_EXERCISE DIRECTIONS_
Retype every line in the rows below without changing any character.

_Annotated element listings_
● ● ● ● ●
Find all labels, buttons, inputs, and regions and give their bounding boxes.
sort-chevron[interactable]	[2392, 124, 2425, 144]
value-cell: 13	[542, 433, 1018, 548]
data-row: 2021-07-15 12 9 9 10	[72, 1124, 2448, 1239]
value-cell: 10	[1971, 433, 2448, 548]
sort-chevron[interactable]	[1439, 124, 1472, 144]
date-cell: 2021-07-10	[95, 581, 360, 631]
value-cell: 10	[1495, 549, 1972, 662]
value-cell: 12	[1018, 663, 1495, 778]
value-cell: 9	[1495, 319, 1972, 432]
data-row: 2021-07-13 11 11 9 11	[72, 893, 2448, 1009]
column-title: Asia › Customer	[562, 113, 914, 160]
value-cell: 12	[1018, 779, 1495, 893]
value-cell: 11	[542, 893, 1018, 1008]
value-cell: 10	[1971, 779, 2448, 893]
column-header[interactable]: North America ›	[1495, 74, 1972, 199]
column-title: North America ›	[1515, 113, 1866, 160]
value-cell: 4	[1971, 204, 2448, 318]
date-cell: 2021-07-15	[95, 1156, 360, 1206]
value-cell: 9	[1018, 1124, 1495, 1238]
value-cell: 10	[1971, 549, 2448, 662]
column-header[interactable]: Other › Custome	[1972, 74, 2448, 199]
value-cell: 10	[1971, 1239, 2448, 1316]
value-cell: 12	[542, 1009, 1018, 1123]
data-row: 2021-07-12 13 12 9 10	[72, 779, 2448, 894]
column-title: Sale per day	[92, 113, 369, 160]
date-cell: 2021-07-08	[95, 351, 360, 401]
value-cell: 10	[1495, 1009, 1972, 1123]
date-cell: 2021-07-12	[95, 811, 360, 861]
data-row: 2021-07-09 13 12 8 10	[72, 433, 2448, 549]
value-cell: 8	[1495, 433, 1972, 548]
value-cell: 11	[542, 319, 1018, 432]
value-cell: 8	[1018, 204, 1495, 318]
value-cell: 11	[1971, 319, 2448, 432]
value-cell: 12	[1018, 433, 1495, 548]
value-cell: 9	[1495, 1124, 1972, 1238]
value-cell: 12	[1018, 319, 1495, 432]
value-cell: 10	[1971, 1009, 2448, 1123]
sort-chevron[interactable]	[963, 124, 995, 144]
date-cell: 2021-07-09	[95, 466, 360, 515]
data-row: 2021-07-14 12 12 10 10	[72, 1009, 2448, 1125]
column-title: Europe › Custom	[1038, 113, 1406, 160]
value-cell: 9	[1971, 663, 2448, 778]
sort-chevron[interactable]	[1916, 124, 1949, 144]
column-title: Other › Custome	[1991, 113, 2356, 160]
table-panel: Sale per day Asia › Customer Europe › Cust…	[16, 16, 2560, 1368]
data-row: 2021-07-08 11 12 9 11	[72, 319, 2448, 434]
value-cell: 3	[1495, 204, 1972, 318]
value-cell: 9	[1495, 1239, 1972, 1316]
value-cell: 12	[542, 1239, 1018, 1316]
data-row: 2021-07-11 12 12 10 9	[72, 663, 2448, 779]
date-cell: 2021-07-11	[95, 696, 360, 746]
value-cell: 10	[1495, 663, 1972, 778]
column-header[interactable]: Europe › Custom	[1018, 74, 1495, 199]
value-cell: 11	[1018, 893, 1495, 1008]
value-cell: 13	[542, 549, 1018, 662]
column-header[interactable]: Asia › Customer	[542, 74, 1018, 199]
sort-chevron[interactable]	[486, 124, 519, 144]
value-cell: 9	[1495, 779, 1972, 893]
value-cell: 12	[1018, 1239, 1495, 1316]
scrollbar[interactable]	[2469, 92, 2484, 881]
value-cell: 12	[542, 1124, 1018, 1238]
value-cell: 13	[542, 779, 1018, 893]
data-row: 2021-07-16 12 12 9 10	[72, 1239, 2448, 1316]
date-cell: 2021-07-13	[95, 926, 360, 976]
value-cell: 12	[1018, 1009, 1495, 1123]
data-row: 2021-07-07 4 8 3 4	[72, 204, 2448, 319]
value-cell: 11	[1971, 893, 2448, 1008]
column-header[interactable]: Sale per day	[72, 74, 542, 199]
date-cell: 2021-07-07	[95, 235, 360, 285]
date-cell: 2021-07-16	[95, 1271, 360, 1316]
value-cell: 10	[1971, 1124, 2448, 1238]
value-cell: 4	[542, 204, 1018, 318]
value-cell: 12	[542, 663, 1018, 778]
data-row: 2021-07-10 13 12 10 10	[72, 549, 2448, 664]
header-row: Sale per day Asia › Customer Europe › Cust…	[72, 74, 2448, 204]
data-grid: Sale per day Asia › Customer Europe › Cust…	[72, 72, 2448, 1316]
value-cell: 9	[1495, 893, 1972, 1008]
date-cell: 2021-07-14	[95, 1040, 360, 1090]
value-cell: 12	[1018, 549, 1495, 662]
● ● ● ● ●
_SOLUTION FOR THIS TASK_
Find all labels, buttons, inputs, and regions and give their bounding boxes.
sort-chevron[interactable]	[2392, 124, 2425, 144]
value-cell: 13	[542, 433, 1018, 548]
data-row: 2021-07-15 12 9 9 10	[72, 1124, 2448, 1239]
value-cell: 10	[1971, 433, 2448, 548]
sort-chevron[interactable]	[1439, 124, 1472, 144]
date-cell: 2021-07-10	[95, 581, 360, 631]
value-cell: 10	[1495, 549, 1972, 662]
value-cell: 12	[1018, 663, 1495, 778]
value-cell: 9	[1495, 319, 1972, 432]
data-row: 2021-07-13 11 11 9 11	[72, 893, 2448, 1009]
column-title: Asia › Customer	[562, 113, 914, 160]
value-cell: 12	[1018, 779, 1495, 893]
value-cell: 11	[542, 893, 1018, 1008]
value-cell: 10	[1971, 779, 2448, 893]
column-header[interactable]: North America ›	[1495, 74, 1972, 199]
column-title: North America ›	[1515, 113, 1866, 160]
value-cell: 4	[1971, 204, 2448, 318]
date-cell: 2021-07-15	[95, 1156, 360, 1206]
value-cell: 9	[1018, 1124, 1495, 1238]
value-cell: 10	[1971, 549, 2448, 662]
column-header[interactable]: Other › Custome	[1972, 74, 2448, 199]
value-cell: 10	[1971, 1239, 2448, 1316]
value-cell: 12	[542, 1009, 1018, 1123]
data-row: 2021-07-12 13 12 9 10	[72, 779, 2448, 894]
column-title: Sale per day	[92, 113, 369, 160]
date-cell: 2021-07-08	[95, 351, 360, 401]
value-cell: 10	[1495, 1009, 1972, 1123]
date-cell: 2021-07-12	[95, 811, 360, 861]
data-row: 2021-07-09 13 12 8 10	[72, 433, 2448, 549]
value-cell: 8	[1495, 433, 1972, 548]
value-cell: 11	[542, 319, 1018, 432]
value-cell: 8	[1018, 204, 1495, 318]
value-cell: 11	[1971, 319, 2448, 432]
value-cell: 12	[1018, 433, 1495, 548]
value-cell: 9	[1495, 1124, 1972, 1238]
value-cell: 12	[1018, 319, 1495, 432]
value-cell: 10	[1971, 1009, 2448, 1123]
sort-chevron[interactable]	[963, 124, 995, 144]
date-cell: 2021-07-09	[95, 466, 360, 515]
data-row: 2021-07-14 12 12 10 10	[72, 1009, 2448, 1125]
column-title: Europe › Custom	[1038, 113, 1406, 160]
value-cell: 9	[1971, 663, 2448, 778]
sort-chevron[interactable]	[1916, 124, 1949, 144]
column-title: Other › Custome	[1991, 113, 2356, 160]
table-panel: Sale per day Asia › Customer Europe › Cust…	[16, 16, 2560, 1368]
data-row: 2021-07-08 11 12 9 11	[72, 319, 2448, 434]
value-cell: 3	[1495, 204, 1972, 318]
value-cell: 9	[1495, 1239, 1972, 1316]
value-cell: 12	[542, 1239, 1018, 1316]
data-row: 2021-07-11 12 12 10 9	[72, 663, 2448, 779]
date-cell: 2021-07-11	[95, 696, 360, 746]
value-cell: 10	[1495, 663, 1972, 778]
column-header[interactable]: Europe › Custom	[1018, 74, 1495, 199]
value-cell: 11	[1018, 893, 1495, 1008]
value-cell: 13	[542, 549, 1018, 662]
column-header[interactable]: Asia › Customer	[542, 74, 1018, 199]
sort-chevron[interactable]	[486, 124, 519, 144]
value-cell: 9	[1495, 779, 1972, 893]
value-cell: 12	[1018, 1239, 1495, 1316]
scrollbar[interactable]	[2469, 92, 2484, 881]
value-cell: 12	[542, 1124, 1018, 1238]
value-cell: 13	[542, 779, 1018, 893]
data-row: 2021-07-16 12 12 9 10	[72, 1239, 2448, 1316]
date-cell: 2021-07-13	[95, 926, 360, 976]
value-cell: 12	[1018, 1009, 1495, 1123]
data-row: 2021-07-07 4 8 3 4	[72, 204, 2448, 319]
value-cell: 11	[1971, 893, 2448, 1008]
column-header[interactable]: Sale per day	[72, 74, 542, 199]
date-cell: 2021-07-07	[95, 235, 360, 285]
date-cell: 2021-07-16	[95, 1271, 360, 1316]
value-cell: 10	[1971, 1124, 2448, 1238]
value-cell: 4	[542, 204, 1018, 318]
value-cell: 12	[542, 663, 1018, 778]
data-row: 2021-07-10 13 12 10 10	[72, 549, 2448, 664]
header-row: Sale per day Asia › Customer Europe › Cust…	[72, 74, 2448, 204]
data-grid: Sale per day Asia › Customer Europe › Cust…	[72, 72, 2448, 1316]
value-cell: 9	[1495, 893, 1972, 1008]
date-cell: 2021-07-14	[95, 1040, 360, 1090]
value-cell: 12	[1018, 549, 1495, 662]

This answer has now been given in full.